> [Tugas]: Buat ringkasan dua kalimat dari kutipan tentang Imam Asy-Syafi`i di bawah ini.

> [Kutipan sumber]:
Setelah itu beliau mempelajari tata bahasa arab dan sya’ir sampai beliau memiliki kemampuan yang sangat menakjubkan dan menjadi orang yang terdepan dalam cabang ilmu tersebut. Kemudian tumbuhlah di dalam hatinya rasa cinta terhadap ilmu agama, maka beliaupun mempelajari dan menekuni serta mendalami ilmu yang agung tersebut, sehingga beliau menjadi pemimpin dan Imam atas orang-orang
KECERDASANNYA
Kecerdasan adalah anugerah dan karunia Allah yang diberikan kepada hambanya sebagai nikmat yang sangat besar. Di antara hal-hal yang menunjukkan kecerdasannya:
1. Kemampuannya menghafal Al-Qur’an di luar kepala pada usianya yang masih belia, tujuh tahun.
2. Cepatnya menghafal kitab Hadits Al Muwathta’ karya Imam Darul Hijrah, Imam Malik bin Anas pada usia sepuluh tahun.
3. Rekomendasi para ulama sezamannya atas kecerdasannya, hingga ada yang mengatakan bahwa ia belum pernah melihat manusia yang lebih cerdas dari Imam Asy-Syafi`i.
4. Beliau diberi wewenang berfatawa pada umur 15 tahun.
Muslim bin Khalid Az-Zanji berkata kepada Imam Asy-Syafi`i: “Berfatwalah wahai Abu Abdillah, sungguh demi Allah sekarang engkau telah berhak untuk berfatwa.”
MENUTUT ILMU
Beliau mengatakan tentang menuntut ilmu, “Menuntut ilmu lebih afdhal dari shalat sunnah.” Dan yang beliau dahulukan dalam belajar setelah hafal Al-Qur’an adalah membaca hadits. Beliau mengatakan, “Membaca hadits lebih baik dari pada shalat sunnah.” Karena itu, setelah hafal Al-Qur’an beliau belajar kitab hadits karya Imam Malik bin Anas kepada pengarangnya langsung pada usia yang masih belia.

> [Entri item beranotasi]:
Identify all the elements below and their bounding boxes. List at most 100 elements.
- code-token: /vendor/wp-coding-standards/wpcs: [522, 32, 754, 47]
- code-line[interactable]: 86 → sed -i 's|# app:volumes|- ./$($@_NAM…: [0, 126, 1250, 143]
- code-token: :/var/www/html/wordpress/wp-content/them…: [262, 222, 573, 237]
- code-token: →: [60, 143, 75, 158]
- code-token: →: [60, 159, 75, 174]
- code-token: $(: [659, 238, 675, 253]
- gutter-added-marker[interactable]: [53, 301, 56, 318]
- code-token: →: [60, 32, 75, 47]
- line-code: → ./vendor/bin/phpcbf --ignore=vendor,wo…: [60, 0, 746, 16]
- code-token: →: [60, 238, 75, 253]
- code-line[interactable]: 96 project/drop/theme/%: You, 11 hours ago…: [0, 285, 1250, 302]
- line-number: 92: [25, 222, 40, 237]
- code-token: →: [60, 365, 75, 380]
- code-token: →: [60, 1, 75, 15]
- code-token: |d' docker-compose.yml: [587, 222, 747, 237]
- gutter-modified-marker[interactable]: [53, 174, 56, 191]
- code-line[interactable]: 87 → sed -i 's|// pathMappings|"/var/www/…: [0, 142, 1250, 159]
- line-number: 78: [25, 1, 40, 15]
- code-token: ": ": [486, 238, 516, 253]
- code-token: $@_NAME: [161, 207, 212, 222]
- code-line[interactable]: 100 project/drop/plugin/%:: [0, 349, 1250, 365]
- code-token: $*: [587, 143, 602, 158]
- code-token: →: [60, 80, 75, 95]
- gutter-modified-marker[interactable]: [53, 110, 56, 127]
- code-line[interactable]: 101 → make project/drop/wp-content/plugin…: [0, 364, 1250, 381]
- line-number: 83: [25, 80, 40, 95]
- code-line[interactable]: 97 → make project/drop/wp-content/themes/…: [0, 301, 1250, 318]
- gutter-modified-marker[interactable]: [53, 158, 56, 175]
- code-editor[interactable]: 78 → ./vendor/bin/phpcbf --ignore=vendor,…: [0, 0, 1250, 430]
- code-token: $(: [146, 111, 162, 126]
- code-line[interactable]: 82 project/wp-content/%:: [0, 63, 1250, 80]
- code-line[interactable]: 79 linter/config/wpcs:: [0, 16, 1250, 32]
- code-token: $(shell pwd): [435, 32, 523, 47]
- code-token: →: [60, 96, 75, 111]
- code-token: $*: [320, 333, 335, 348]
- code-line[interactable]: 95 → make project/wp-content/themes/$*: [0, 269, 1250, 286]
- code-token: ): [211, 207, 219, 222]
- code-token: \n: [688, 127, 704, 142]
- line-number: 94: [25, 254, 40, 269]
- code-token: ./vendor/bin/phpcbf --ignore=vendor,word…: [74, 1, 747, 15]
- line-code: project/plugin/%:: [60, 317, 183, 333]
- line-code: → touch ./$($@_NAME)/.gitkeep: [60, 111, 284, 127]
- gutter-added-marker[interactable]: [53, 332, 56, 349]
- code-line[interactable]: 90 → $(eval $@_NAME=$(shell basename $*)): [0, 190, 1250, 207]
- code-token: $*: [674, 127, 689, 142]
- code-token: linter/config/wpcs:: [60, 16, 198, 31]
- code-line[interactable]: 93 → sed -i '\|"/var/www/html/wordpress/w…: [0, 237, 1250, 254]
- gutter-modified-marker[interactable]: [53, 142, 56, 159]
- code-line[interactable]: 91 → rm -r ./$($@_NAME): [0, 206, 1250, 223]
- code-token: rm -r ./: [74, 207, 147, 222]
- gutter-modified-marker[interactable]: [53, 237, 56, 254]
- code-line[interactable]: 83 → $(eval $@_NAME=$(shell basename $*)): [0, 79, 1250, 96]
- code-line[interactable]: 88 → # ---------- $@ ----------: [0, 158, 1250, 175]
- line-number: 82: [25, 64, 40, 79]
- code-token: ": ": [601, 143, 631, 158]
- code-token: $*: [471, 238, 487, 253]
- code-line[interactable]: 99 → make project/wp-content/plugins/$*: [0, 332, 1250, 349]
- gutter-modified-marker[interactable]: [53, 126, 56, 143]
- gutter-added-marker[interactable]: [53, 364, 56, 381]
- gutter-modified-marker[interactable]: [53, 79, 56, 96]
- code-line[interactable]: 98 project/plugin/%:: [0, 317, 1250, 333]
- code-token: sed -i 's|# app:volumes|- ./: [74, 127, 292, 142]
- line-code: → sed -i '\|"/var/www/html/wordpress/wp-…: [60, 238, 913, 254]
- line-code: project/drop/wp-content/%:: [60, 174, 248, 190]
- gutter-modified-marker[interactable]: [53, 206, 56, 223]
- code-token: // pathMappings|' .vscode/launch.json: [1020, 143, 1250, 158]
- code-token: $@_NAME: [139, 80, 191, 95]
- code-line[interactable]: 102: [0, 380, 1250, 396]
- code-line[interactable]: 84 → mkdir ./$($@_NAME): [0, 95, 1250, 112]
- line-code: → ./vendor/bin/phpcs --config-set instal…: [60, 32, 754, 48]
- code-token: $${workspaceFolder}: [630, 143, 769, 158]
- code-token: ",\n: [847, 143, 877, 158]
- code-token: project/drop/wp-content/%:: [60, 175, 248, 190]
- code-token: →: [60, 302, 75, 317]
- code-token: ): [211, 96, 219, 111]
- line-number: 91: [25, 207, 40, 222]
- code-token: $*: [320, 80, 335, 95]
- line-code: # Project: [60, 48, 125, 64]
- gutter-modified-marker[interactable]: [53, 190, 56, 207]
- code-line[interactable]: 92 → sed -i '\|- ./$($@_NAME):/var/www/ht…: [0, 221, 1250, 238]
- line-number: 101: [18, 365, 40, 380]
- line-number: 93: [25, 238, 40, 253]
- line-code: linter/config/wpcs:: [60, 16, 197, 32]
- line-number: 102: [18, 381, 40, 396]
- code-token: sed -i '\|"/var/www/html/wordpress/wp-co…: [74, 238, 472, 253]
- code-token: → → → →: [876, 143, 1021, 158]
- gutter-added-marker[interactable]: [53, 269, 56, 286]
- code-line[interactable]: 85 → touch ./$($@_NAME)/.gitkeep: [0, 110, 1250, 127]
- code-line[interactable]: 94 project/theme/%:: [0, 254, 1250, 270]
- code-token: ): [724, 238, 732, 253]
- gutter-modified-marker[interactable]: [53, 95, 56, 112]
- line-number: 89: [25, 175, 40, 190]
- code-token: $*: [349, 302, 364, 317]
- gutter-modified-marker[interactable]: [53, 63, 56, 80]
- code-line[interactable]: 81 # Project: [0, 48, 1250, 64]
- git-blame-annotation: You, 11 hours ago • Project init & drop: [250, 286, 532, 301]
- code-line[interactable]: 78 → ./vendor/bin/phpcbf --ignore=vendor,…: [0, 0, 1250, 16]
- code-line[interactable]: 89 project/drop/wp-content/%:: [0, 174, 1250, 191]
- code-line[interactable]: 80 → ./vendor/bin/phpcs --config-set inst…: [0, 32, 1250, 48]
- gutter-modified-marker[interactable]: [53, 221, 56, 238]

> [Jawaban]: Imam Asy-Syafi`i digambarkan sangat cerdas: ia hafal Al-Qur'an di luar kepala pada usia tujuh tahun, hafal kitab Al Muwathta' karya Imam Malik bin Anas pada usia sepuluh tahun, dan diberi wewenang berfatwa pada umur 15 tahun. Ia berpendapat bahwa menuntut ilmu lebih afdhal daripada shalat sunnah, dan setelah hafal Al-Qur'an ia mendahulukan belajar hadits, termasuk mempelajari kitab Imam Malik langsung kepada pengarangnya.